-- Begin TASK INPUTS --
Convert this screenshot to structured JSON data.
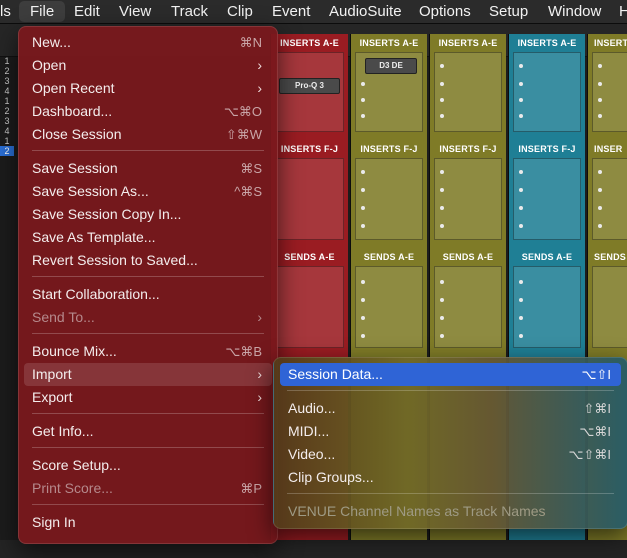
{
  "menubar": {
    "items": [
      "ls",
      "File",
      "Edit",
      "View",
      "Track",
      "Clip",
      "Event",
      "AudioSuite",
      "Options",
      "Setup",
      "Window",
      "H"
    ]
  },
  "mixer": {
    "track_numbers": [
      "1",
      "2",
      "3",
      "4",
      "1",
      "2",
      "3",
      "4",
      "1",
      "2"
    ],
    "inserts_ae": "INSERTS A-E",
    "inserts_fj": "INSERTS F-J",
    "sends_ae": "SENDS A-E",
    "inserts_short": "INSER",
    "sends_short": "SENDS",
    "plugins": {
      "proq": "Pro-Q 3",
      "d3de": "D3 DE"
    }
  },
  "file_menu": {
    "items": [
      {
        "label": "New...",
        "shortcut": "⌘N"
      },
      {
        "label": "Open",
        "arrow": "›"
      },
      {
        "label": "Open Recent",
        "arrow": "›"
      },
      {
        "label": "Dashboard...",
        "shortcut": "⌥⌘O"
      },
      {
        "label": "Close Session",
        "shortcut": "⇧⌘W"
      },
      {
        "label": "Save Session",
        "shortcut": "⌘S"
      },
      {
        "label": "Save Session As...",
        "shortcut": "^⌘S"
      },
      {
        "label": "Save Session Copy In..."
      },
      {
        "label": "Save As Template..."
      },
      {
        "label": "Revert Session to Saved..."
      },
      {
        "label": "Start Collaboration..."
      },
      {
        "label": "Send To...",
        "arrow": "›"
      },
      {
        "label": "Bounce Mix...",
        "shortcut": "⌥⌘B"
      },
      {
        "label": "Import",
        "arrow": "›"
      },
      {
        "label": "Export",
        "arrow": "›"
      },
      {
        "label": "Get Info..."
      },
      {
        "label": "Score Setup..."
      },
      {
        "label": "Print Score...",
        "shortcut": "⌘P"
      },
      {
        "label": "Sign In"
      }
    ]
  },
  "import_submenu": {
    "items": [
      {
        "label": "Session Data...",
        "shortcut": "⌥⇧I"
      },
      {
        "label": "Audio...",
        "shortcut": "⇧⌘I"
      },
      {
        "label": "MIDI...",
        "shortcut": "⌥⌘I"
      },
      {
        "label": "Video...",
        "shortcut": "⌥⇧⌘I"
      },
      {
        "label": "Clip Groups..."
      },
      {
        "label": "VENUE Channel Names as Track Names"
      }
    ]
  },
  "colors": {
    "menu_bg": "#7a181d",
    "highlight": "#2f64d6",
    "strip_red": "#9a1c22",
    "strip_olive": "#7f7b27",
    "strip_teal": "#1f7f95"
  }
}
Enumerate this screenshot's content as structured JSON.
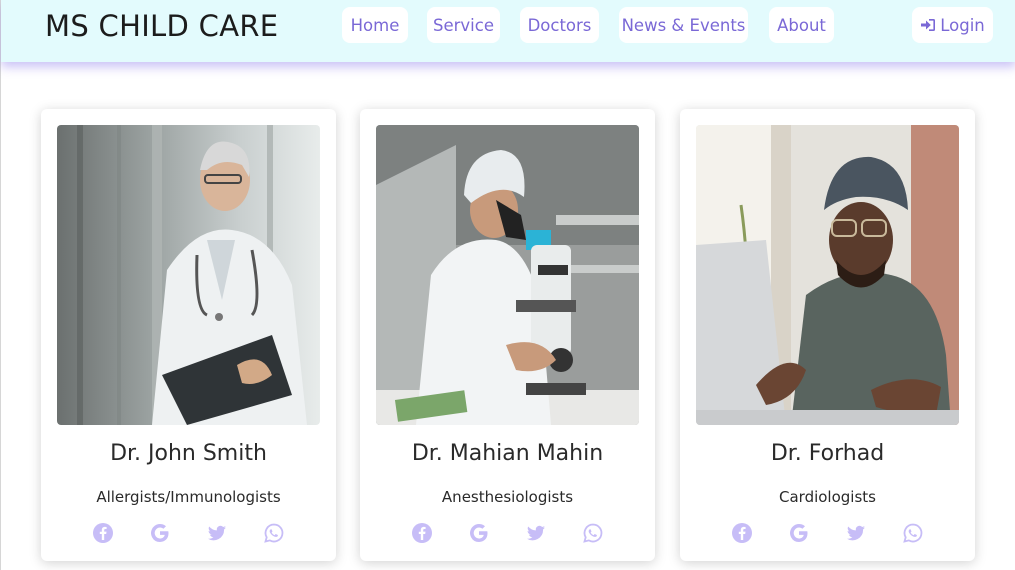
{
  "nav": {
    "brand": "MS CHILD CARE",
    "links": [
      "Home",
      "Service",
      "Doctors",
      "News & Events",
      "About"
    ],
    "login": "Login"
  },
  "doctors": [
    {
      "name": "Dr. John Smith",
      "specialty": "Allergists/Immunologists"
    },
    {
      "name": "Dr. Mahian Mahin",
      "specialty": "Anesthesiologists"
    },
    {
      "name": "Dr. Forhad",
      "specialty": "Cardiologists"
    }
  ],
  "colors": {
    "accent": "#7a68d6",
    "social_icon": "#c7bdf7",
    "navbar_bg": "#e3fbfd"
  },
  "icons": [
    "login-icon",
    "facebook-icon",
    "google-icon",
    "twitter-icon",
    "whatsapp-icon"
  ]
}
-- End TASK INPUTS --
• **WORK TO BE COMPLETED**: Write the records above out again exactly, with no pictures in your copy.

• **EXPECTED OUTPUT**:
Convert this screenshot to structured JSON data.
{
  "menubar": {
    "items": [
      "ls",
      "File",
      "Edit",
      "View",
      "Track",
      "Clip",
      "Event",
      "AudioSuite",
      "Options",
      "Setup",
      "Window",
      "H"
    ]
  },
  "mixer": {
    "track_numbers": [
      "1",
      "2",
      "3",
      "4",
      "1",
      "2",
      "3",
      "4",
      "1",
      "2"
    ],
    "inserts_ae": "INSERTS A-E",
    "inserts_fj": "INSERTS F-J",
    "sends_ae": "SENDS A-E",
    "inserts_short": "INSER",
    "sends_short": "SENDS",
    "plugins": {
      "proq": "Pro-Q 3",
      "d3de": "D3 DE"
    }
  },
  "file_menu": {
    "items": [
      {
        "label": "New...",
        "shortcut": "⌘N"
      },
      {
        "label": "Open",
        "arrow": "›"
      },
      {
        "label": "Open Recent",
        "arrow": "›"
      },
      {
        "label": "Dashboard...",
        "shortcut": "⌥⌘O"
      },
      {
        "label": "Close Session",
        "shortcut": "⇧⌘W"
      },
      {
        "label": "Save Session",
        "shortcut": "⌘S"
      },
      {
        "label": "Save Session As...",
        "shortcut": "^⌘S"
      },
      {
        "label": "Save Session Copy In..."
      },
      {
        "label": "Save As Template..."
      },
      {
        "label": "Revert Session to Saved..."
      },
      {
        "label": "Start Collaboration..."
      },
      {
        "label": "Send To...",
        "arrow": "›"
      },
      {
        "label": "Bounce Mix...",
        "shortcut": "⌥⌘B"
      },
      {
        "label": "Import",
        "arrow": "›"
      },
      {
        "label": "Export",
        "arrow": "›"
      },
      {
        "label": "Get Info..."
      },
      {
        "label": "Score Setup..."
      },
      {
        "label": "Print Score...",
        "shortcut": "⌘P"
      },
      {
        "label": "Sign In"
      }
    ]
  },
  "import_submenu": {
    "items": [
      {
        "label": "Session Data...",
        "shortcut": "⌥⇧I"
      },
      {
        "label": "Audio...",
        "shortcut": "⇧⌘I"
      },
      {
        "label": "MIDI...",
        "shortcut": "⌥⌘I"
      },
      {
        "label": "Video...",
        "shortcut": "⌥⇧⌘I"
      },
      {
        "label": "Clip Groups..."
      },
      {
        "label": "VENUE Channel Names as Track Names"
      }
    ]
  },
  "colors": {
    "menu_bg": "#7a181d",
    "highlight": "#2f64d6",
    "strip_red": "#9a1c22",
    "strip_olive": "#7f7b27",
    "strip_teal": "#1f7f95"
  }
}
Enumerate this screenshot's content as structured JSON.
{
  "nav": {
    "brand": "MS CHILD CARE",
    "links": [
      "Home",
      "Service",
      "Doctors",
      "News & Events",
      "About"
    ],
    "login": "Login"
  },
  "doctors": [
    {
      "name": "Dr. John Smith",
      "specialty": "Allergists/Immunologists"
    },
    {
      "name": "Dr. Mahian Mahin",
      "specialty": "Anesthesiologists"
    },
    {
      "name": "Dr. Forhad",
      "specialty": "Cardiologists"
    }
  ],
  "colors": {
    "accent": "#7a68d6",
    "social_icon": "#c7bdf7",
    "navbar_bg": "#e3fbfd"
  },
  "icons": [
    "login-icon",
    "facebook-icon",
    "google-icon",
    "twitter-icon",
    "whatsapp-icon"
  ]
}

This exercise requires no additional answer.